• [Exercise aim]
Every line of the data that contains the string "name" must be copied.
____
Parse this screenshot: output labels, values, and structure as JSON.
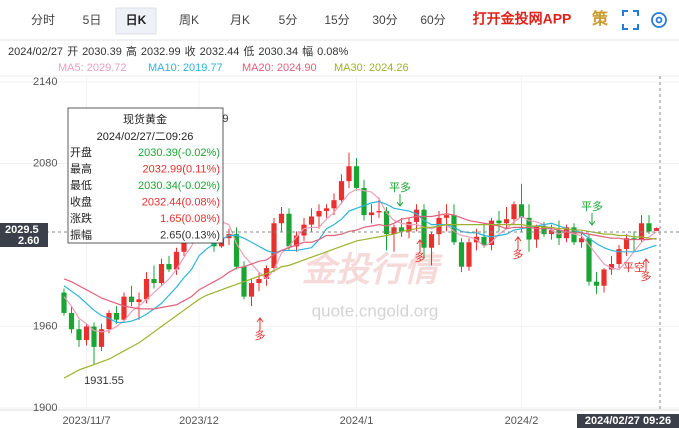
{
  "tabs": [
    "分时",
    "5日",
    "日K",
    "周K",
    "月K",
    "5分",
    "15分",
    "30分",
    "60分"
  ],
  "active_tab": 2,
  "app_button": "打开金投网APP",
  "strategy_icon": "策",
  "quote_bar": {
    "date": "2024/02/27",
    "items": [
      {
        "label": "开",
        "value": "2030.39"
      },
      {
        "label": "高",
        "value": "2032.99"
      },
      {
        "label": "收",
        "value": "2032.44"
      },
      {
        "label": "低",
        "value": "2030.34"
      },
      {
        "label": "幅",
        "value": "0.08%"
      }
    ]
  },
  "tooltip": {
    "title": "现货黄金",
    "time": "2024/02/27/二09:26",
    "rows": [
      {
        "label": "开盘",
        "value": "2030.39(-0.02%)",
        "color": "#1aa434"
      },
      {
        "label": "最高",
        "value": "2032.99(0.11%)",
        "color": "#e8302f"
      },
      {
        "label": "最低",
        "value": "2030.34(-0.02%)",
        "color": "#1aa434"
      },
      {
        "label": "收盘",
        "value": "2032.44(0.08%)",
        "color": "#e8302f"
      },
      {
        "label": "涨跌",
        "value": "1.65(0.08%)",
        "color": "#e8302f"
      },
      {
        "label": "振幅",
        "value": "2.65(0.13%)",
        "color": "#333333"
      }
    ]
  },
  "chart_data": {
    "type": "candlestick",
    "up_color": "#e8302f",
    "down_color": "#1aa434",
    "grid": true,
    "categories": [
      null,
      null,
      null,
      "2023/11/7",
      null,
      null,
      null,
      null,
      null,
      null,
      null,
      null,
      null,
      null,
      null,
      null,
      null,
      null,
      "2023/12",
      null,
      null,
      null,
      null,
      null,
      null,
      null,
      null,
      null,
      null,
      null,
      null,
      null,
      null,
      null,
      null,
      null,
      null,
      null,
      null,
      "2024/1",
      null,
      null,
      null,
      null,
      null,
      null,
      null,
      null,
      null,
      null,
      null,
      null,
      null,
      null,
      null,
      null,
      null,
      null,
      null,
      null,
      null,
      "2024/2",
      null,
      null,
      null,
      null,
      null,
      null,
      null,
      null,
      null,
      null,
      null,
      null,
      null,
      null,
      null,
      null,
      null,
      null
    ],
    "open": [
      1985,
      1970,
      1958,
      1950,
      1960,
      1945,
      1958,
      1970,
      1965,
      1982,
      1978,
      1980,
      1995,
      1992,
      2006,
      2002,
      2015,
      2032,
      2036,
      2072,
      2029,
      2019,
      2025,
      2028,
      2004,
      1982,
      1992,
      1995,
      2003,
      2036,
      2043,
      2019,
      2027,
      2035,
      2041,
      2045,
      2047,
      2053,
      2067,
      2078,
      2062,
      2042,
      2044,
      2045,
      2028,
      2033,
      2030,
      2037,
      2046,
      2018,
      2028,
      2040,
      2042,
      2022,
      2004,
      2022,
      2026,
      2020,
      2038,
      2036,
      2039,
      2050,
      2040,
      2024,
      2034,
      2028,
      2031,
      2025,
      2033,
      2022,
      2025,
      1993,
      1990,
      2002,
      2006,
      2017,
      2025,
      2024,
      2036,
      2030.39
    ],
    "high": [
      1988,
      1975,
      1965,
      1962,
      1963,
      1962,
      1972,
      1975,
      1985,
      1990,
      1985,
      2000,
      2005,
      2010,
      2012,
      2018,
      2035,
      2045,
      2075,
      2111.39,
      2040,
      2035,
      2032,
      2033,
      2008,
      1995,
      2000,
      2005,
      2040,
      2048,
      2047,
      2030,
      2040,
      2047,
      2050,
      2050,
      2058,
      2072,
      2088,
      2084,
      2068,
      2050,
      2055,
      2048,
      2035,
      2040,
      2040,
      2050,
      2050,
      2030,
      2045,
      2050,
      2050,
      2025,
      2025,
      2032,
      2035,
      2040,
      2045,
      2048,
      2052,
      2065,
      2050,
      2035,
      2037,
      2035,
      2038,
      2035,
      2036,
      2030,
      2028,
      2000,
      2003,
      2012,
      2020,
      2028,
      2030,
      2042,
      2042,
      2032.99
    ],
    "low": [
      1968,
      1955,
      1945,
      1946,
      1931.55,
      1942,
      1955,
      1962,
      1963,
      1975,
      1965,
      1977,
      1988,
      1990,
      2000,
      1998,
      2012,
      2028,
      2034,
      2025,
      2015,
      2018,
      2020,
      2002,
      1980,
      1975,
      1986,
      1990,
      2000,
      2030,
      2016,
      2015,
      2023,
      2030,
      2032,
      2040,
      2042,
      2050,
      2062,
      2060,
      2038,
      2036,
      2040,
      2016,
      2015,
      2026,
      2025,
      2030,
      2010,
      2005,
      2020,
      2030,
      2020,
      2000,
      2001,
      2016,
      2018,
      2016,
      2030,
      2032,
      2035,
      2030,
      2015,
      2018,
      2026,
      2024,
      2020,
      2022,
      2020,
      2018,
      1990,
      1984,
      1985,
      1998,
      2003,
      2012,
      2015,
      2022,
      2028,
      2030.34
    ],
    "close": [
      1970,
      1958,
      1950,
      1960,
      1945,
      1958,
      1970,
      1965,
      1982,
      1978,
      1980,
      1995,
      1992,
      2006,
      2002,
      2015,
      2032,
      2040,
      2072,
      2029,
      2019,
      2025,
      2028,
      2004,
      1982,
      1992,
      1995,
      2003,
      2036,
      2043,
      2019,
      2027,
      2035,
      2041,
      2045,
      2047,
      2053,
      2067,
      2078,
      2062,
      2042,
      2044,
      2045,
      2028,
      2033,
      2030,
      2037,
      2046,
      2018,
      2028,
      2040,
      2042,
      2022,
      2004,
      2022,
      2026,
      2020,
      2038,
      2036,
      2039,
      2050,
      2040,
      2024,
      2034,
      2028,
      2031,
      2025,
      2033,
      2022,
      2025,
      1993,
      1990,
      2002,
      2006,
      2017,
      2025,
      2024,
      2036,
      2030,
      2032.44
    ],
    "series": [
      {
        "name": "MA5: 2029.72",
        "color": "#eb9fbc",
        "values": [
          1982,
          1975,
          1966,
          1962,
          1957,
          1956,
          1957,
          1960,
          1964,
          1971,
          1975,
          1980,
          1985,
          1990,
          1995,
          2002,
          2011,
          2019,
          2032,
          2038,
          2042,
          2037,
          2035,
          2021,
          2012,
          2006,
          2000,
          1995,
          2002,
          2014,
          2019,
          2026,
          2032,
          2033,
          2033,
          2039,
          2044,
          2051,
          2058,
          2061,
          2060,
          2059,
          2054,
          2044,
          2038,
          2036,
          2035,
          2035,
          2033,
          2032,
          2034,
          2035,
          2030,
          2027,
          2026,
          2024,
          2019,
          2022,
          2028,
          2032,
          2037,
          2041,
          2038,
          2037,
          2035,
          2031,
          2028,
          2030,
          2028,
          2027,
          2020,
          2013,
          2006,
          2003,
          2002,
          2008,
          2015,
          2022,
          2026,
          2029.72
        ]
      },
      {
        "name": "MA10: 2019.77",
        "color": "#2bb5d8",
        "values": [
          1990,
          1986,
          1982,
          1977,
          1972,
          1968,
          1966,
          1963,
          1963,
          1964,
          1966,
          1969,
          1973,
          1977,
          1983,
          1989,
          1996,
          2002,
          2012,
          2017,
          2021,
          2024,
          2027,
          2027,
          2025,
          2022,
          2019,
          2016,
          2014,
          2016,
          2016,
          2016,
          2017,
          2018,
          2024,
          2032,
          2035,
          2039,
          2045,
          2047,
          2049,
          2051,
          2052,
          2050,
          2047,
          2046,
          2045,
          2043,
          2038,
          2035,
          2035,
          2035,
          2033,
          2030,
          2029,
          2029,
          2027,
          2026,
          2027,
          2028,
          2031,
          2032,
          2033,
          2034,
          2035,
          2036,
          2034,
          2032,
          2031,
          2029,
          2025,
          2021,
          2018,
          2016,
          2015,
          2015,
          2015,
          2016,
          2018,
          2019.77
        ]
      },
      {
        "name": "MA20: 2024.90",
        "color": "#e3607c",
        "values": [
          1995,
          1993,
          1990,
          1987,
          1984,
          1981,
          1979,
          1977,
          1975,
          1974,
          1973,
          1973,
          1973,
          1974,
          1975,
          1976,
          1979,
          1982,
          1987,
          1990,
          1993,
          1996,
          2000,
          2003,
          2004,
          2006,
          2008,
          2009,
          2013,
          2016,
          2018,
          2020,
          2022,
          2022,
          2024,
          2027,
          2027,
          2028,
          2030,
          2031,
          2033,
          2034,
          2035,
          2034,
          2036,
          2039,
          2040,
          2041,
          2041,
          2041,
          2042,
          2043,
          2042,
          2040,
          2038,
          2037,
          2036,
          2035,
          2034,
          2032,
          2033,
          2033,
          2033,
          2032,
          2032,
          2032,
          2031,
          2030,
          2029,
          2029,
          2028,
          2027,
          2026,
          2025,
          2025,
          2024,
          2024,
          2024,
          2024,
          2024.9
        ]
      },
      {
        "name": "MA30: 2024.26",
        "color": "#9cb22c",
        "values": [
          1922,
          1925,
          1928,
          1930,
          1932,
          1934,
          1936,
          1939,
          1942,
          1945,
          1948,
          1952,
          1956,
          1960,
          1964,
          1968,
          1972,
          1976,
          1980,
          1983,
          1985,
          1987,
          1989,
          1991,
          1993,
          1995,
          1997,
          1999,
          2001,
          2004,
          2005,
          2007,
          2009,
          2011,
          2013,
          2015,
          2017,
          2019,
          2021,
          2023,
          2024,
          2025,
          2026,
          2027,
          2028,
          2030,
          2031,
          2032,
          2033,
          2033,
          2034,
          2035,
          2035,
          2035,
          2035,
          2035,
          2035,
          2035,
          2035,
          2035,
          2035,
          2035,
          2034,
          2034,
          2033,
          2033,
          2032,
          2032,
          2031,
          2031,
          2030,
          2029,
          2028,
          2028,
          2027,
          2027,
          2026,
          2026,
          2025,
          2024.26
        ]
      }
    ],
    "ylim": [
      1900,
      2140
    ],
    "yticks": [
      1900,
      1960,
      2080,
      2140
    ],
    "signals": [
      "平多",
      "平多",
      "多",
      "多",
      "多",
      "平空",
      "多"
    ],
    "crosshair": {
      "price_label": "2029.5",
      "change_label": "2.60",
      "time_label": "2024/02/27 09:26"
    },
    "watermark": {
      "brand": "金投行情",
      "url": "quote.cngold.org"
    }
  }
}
____
• [Full response]
        "name": "MA5: 2029.72",
        "name": "MA10: 2019.77",
        "name": "MA20: 2024.90",
        "name": "MA30: 2024.26",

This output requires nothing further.